> **TEXT SHOWN**:
This department has built several successful diffusion chambers based on Dr. Cornog's description, but in every case only after some sharp tussles with Murphy's law. Many things can go wrong- and they do. The interval between completing a chamber and the time it starts to work will be shortened considerably if the builder gives some attention to these details:

1. The vessel should be reasonably airtight. A wide-mouthed jar fitted with a screw top of metal and turned upside down works better than one which merely sits on a metal plate. If the latter arrangement is used, wet the metal plate with alcohol to form a liquid seal.

2. The importance of side-lighting cannot be overemphasized. The beam from a home movie or slide projector makes an ideal lighting arrangement. The important point is to light the individual droplets brightly in comparison with their surroundings.

3. The experimenter must learn to recognize the trails of droplets as they appear. Soon after the apparatus is set up, clouds will form two or three inches above the bottom of the vessel and "rain" will begin to fall from them. This micrometeorological phenomenon will be enhanced if the velveteen carpeting on the floor of the chamber is moistened with alcohol. The rain is easy to recognize and the tracks appear as thin, silvery threads in its midst. They last for only a split second, then drift away like miniature wisps of smoke.

> **DATASET SECTION**:
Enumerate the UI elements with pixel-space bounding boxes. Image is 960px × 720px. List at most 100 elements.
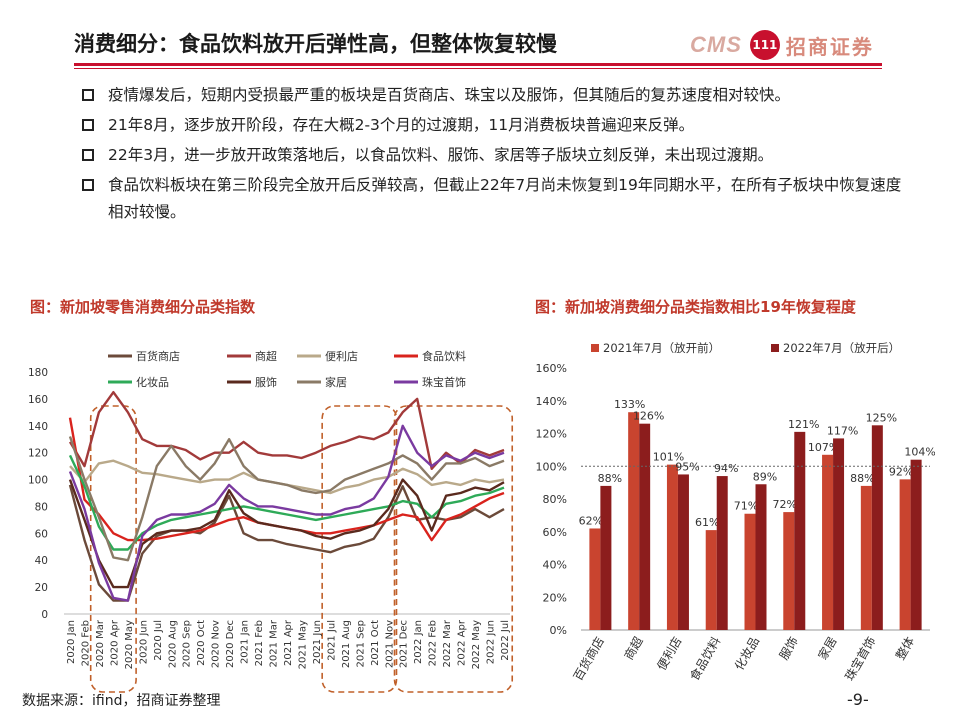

> **YOUR GOAL**:
According to the diffusion chamber text, what makes an ideal lighting arrangement for the chamber? The data come from a separate source and have no connection to the diffusion chamber text.

> **EXERCISE OUTPUT**:
The beam from a home movie or slide projector.